> Problem to work on
Give a verbatim quotation of every record.

--*--

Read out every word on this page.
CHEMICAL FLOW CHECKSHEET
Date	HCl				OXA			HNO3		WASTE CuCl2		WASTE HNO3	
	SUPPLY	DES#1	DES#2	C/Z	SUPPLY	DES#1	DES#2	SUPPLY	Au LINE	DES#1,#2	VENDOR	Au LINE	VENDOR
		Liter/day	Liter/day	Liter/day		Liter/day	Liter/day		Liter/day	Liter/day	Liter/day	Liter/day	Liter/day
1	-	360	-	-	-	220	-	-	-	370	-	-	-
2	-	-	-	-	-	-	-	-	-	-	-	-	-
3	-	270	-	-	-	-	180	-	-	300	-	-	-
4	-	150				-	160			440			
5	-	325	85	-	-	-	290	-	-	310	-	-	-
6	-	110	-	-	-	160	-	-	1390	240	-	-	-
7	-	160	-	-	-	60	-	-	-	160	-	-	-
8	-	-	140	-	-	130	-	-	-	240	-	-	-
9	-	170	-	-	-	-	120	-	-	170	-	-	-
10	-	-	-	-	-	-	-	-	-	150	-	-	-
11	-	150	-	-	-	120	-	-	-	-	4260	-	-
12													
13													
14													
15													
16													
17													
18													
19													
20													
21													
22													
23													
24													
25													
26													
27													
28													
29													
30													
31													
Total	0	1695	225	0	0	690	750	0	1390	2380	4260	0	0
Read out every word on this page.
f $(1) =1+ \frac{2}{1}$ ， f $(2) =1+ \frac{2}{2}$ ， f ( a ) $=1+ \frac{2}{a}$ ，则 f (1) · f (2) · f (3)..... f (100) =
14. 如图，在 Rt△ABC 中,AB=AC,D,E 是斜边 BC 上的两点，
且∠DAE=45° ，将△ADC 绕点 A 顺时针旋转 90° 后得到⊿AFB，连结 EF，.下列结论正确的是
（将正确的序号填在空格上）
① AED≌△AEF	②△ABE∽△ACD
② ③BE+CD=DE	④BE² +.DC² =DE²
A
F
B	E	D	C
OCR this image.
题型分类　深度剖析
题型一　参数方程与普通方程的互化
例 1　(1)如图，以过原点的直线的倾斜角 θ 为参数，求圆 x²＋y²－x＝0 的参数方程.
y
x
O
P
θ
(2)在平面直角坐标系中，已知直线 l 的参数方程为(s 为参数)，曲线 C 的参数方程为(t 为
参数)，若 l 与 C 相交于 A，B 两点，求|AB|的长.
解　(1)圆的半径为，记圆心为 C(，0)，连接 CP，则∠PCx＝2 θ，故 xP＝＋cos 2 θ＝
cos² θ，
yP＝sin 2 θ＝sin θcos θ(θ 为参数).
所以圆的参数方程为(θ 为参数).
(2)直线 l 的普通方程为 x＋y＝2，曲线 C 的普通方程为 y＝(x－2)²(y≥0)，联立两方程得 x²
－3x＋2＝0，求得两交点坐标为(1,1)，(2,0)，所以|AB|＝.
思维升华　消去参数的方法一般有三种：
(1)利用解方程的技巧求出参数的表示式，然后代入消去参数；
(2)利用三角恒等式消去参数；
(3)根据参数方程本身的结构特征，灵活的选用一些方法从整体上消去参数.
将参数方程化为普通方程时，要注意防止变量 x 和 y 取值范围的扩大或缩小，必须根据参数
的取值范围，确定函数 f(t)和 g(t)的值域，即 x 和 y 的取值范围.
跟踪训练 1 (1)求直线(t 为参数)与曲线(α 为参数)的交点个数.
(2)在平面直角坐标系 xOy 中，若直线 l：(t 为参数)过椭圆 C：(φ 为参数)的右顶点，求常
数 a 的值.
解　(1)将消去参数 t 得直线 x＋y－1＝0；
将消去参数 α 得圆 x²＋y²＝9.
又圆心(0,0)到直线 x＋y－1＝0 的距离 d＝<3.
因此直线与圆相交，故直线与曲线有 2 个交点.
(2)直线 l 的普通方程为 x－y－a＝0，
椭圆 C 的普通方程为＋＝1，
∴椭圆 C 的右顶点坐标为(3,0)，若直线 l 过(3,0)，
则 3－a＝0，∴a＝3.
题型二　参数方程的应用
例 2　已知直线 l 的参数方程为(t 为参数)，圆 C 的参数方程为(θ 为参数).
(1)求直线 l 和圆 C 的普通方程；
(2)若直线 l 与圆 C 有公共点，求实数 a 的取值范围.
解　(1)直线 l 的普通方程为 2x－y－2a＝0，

--*--

> Solution below
Read out every word on this page.
CHEMICAL FLOW CHECKSHEET
Date	HCl				OXA			HNO3		WASTE CuCl2		WASTE HNO3	
	SUPPLY	DES#1	DES#2	C/Z	SUPPLY	DES#1	DES#2	SUPPLY	Au LINE	DES#1,#2	VENDOR	Au LINE	VENDOR
		Liter/day	Liter/day	Liter/day		Liter/day	Liter/day		Liter/day	Liter/day	Liter/day	Liter/day	Liter/day
1	-	360	-	-	-	220	-	-	-	370	-	-	-
2	-	-	-	-	-	-	-	-	-	-	-	-	-
3	-	270	-	-	-	-	180	-	-	300	-	-	-
4	-	150				-	160			440			
5	-	325	85	-	-	-	290	-	-	310	-	-	-
6	-	110	-	-	-	160	-	-	1390	240	-	-	-
7	-	160	-	-	-	60	-	-	-	160	-	-	-
8	-	-	140	-	-	130	-	-	-	240	-	-	-
9	-	170	-	-	-	-	120	-	-	170	-	-	-
10	-	-	-	-	-	-	-	-	-	150	-	-	-
11	-	150	-	-	-	120	-	-	-	-	4260	-	-
12													
13													
14													
15													
16													
17													
18													
19													
20													
21													
22													
23													
24													
25													
26													
27													
28													
29													
30													
31													
Total	0	1695	225	0	0	690	750	0	1390	2380	4260	0	0
Read out every word on this page.
f $(1) =1+ \frac{2}{1}$ ， f $(2) =1+ \frac{2}{2}$ ， f ( a ) $=1+ \frac{2}{a}$ ，则 f (1) · f (2) · f (3)..... f (100) =
14. 如图，在 Rt△ABC 中,AB=AC,D,E 是斜边 BC 上的两点，
且∠DAE=45° ，将△ADC 绕点 A 顺时针旋转 90° 后得到⊿AFB，连结 EF，.下列结论正确的是
（将正确的序号填在空格上）
① AED≌△AEF	②△ABE∽△ACD
② ③BE+CD=DE	④BE² +.DC² =DE²
A
F
B	E	D	C
OCR this image.
题型分类　深度剖析
题型一　参数方程与普通方程的互化
例 1　(1)如图，以过原点的直线的倾斜角 θ 为参数，求圆 x²＋y²－x＝0 的参数方程.
y
x
O
P
θ
(2)在平面直角坐标系中，已知直线 l 的参数方程为(s 为参数)，曲线 C 的参数方程为(t 为
参数)，若 l 与 C 相交于 A，B 两点，求|AB|的长.
解　(1)圆的半径为，记圆心为 C(，0)，连接 CP，则∠PCx＝2 θ，故 xP＝＋cos 2 θ＝
cos² θ，
yP＝sin 2 θ＝sin θcos θ(θ 为参数).
所以圆的参数方程为(θ 为参数).
(2)直线 l 的普通方程为 x＋y＝2，曲线 C 的普通方程为 y＝(x－2)²(y≥0)，联立两方程得 x²
－3x＋2＝0，求得两交点坐标为(1,1)，(2,0)，所以|AB|＝.
思维升华　消去参数的方法一般有三种：
(1)利用解方程的技巧求出参数的表示式，然后代入消去参数；
(2)利用三角恒等式消去参数；
(3)根据参数方程本身的结构特征，灵活的选用一些方法从整体上消去参数.
将参数方程化为普通方程时，要注意防止变量 x 和 y 取值范围的扩大或缩小，必须根据参数
的取值范围，确定函数 f(t)和 g(t)的值域，即 x 和 y 的取值范围.
跟踪训练 1 (1)求直线(t 为参数)与曲线(α 为参数)的交点个数.
(2)在平面直角坐标系 xOy 中，若直线 l：(t 为参数)过椭圆 C：(φ 为参数)的右顶点，求常
数 a 的值.
解　(1)将消去参数 t 得直线 x＋y－1＝0；
将消去参数 α 得圆 x²＋y²＝9.
又圆心(0,0)到直线 x＋y－1＝0 的距离 d＝<3.
因此直线与圆相交，故直线与曲线有 2 个交点.
(2)直线 l 的普通方程为 x－y－a＝0，
椭圆 C 的普通方程为＋＝1，
∴椭圆 C 的右顶点坐标为(3,0)，若直线 l 过(3,0)，
则 3－a＝0，∴a＝3.
题型二　参数方程的应用
例 2　已知直线 l 的参数方程为(t 为参数)，圆 C 的参数方程为(θ 为参数).
(1)求直线 l 和圆 C 的普通方程；
(2)若直线 l 与圆 C 有公共点，求实数 a 的取值范围.
解　(1)直线 l 的普通方程为 2x－y－2a＝0，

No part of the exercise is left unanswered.